Kamis, 23 Juli 2015

Benjina dan Perbudakan Nelayan



Indonesia yang memiliki kekayaan sumber daya alam laut yang sangat melipah, sehingga banyak orang “jatuh cinta” dengan laut Indonesia. Wajar saja jika banyak tamu tak diundang memasuki perairan Indonesia untuk mengeruk sumber daya alamnya terutama ikan. Pasalnya, ikan yang ada di Indonesia itu masih sangat melimpah, sehingga ini perlu dipikirkan untuk dikelolah agar menjadi kekuatan ekonomi bagi masyarakat khususnya yang berdosmisi di daerah pesisir.
Seperti halnya yang terdapat di laut Arafuru dimana ikan-ikan yang ada disitu tergolong sangat banyak dan bahkan terkadang dibuang oleh masyarakat setempat lantaran tidak bisa dimanfaatkan. Meski di daerah tertentu ikan-ikan tergolong mulai sulit ditemukan, namun di Ambon atau NTT ini sangat berlimpah.

Tidak salah memang kalau  potensi yang besar itu sepertinya tidak disentuh oleh pihak yang terkait, sehingga masyarakat luar pun memaanfaatkan wilayah tersebut untuk mengambil ikan-ikan yang ada di daerah tersebut. seperti halnya kasus Benjani yang  sudah menjadi isu nasional lantaran perusahaan asing masuk ke wilayah tersebut untuk menangkap ikan (mencuri Ikan), tapi tidak ada tindakan dari aparat yang berwenang.

ENTRI YANG DISEDIAKAN -
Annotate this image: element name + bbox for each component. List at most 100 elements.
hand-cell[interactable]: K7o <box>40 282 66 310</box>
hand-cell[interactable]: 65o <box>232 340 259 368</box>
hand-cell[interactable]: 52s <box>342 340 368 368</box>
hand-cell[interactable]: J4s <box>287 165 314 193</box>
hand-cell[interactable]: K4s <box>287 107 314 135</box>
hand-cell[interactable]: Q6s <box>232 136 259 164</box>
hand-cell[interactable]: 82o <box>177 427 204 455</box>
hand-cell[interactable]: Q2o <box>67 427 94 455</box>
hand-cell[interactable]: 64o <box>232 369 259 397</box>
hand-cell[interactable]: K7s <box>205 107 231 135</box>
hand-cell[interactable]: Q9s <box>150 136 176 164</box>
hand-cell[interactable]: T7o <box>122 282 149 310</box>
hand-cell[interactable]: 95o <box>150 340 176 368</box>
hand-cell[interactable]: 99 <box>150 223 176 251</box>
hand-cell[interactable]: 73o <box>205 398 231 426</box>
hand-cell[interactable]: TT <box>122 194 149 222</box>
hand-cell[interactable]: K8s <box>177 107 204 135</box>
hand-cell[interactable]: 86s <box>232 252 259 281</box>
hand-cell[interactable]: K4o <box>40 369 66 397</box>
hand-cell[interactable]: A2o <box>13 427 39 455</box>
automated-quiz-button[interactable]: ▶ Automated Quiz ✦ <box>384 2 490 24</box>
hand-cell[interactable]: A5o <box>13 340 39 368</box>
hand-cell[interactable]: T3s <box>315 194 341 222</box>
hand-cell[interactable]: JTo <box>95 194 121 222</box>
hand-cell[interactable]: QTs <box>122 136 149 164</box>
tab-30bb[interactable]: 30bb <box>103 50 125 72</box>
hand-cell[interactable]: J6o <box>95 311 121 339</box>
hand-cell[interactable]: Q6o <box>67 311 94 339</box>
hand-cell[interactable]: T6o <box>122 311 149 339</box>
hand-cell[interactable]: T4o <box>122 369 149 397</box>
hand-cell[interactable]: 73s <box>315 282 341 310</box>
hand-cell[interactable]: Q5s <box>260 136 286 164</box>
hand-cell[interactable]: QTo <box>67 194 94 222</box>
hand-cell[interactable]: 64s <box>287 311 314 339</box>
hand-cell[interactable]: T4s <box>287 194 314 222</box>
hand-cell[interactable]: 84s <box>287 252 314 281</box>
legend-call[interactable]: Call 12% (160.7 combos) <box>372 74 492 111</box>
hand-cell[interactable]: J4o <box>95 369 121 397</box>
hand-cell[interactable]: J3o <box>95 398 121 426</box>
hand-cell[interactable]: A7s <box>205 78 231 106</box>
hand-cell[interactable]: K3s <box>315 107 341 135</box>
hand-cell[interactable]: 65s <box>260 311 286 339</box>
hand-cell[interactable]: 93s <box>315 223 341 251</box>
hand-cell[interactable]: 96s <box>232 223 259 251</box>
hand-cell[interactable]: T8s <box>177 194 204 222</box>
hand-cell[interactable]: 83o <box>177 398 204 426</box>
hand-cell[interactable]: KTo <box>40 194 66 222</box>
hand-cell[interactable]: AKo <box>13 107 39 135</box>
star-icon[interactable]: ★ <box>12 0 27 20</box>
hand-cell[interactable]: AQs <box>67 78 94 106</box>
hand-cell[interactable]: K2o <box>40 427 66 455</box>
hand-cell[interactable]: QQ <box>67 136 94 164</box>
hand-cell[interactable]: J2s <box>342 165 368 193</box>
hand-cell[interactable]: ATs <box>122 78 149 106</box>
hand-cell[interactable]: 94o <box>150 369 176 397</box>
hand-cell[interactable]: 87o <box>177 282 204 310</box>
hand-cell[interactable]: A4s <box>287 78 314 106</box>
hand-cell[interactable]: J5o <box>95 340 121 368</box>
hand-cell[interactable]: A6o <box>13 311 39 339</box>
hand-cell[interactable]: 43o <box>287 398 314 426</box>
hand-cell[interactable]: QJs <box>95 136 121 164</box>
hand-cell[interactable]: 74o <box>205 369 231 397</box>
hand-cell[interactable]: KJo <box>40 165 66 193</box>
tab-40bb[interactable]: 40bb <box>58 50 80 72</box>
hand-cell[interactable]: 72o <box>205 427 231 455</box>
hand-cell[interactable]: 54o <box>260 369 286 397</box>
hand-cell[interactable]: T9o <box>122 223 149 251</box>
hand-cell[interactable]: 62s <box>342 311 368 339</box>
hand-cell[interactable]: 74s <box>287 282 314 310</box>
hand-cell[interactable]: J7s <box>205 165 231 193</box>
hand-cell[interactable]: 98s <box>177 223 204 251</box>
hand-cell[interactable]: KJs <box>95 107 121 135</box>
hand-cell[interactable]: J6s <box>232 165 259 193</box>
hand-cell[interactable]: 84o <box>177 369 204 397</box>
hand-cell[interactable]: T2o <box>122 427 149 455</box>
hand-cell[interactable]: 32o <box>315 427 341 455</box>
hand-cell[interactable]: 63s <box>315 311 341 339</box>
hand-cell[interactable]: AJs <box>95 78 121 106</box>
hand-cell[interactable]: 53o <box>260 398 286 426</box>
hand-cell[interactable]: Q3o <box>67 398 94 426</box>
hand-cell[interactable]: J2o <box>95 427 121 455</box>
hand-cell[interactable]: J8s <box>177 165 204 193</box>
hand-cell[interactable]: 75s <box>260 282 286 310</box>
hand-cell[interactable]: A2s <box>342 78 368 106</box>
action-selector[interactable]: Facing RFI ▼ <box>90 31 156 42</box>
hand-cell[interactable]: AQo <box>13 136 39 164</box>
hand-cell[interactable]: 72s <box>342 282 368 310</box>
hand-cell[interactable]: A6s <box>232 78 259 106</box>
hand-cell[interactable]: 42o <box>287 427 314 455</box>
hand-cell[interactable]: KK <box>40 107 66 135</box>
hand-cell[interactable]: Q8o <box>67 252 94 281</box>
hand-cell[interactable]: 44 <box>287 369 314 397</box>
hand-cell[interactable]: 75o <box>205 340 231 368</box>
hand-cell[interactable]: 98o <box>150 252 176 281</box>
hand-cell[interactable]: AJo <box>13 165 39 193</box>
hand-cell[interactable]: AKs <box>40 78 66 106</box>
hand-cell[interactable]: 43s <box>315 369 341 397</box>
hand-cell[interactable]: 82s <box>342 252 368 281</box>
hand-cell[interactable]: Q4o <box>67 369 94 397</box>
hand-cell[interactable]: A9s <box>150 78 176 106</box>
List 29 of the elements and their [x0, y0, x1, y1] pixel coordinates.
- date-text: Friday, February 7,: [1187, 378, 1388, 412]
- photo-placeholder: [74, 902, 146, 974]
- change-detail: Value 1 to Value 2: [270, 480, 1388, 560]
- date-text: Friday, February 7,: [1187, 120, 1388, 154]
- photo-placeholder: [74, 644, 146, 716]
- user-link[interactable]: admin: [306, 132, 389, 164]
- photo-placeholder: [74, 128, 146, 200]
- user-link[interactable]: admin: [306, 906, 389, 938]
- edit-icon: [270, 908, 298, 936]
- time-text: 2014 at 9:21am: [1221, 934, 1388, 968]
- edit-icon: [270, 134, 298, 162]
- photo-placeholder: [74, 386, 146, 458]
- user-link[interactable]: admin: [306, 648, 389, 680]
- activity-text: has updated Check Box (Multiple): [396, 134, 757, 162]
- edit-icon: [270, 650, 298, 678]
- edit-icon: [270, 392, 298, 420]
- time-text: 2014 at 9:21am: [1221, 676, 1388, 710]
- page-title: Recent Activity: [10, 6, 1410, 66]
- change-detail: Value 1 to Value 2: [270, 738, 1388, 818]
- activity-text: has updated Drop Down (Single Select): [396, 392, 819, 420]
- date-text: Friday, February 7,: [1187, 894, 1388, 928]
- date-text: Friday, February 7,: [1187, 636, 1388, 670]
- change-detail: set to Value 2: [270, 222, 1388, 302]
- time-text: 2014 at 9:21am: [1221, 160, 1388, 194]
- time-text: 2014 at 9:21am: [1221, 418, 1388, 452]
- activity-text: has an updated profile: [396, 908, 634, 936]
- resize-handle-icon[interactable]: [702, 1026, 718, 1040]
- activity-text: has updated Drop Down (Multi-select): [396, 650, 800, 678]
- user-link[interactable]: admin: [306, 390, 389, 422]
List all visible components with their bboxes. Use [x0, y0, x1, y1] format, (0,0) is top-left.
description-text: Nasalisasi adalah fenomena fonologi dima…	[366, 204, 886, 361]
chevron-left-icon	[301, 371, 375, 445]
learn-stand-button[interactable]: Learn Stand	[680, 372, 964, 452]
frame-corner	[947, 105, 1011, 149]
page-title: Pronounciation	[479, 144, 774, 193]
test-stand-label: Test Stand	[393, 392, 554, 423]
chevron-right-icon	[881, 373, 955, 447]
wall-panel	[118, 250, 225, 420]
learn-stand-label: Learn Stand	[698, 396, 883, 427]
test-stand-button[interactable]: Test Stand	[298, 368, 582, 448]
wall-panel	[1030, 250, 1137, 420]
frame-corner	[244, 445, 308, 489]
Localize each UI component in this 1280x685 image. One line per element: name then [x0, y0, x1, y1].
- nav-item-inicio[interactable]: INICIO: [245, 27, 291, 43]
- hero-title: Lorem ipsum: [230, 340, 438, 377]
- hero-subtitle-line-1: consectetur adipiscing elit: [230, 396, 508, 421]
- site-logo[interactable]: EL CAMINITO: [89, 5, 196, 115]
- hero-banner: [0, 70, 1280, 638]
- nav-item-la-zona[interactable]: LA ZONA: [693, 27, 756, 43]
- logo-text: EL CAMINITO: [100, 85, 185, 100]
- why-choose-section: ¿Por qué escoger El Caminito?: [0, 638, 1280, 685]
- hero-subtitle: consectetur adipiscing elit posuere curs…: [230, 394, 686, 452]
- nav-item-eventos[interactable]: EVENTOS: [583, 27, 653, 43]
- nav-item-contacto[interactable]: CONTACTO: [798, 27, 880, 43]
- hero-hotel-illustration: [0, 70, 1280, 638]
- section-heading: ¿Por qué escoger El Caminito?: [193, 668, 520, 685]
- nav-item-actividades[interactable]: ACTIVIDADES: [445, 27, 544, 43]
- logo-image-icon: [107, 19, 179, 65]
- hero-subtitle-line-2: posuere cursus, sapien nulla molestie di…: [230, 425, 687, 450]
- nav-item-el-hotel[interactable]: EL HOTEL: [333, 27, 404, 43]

TUJUAN LATIHAN -
**A)** Tolong ringkas teks tentang Benjina dalam dua kalimat.
**B)** Menurut teks tentang Benjina, mengapa ikan di Laut Arafuru terkadang dibuang oleh masyarakat setempat? Jawab dalam satu kalimat.
Entri-entri ini tidak ada hubungannya dengan teks tentang Benjina.

KUNCI JAWABAN -
**A)** Laut Indonesia sangat kaya akan ikan, misalnya di Laut Arafuru, sehingga banyak tamu tak diundang masuk untuk mengeruk sumber dayanya, padahal potensi itu perlu dikelola agar menjadi kekuatan ekonomi bagi masyarakat pesisir. Karena potensi besar itu seolah tidak disentuh oleh pihak terkait, perusahaan asing masuk untuk mencuri ikan tanpa ada tindakan dari aparat yang berwenang.

**B)** Ikan di Laut Arafuru sangat banyak, dan sebagian terkadang dibuang oleh masyarakat setempat karena tidak bisa dimanfaatkan.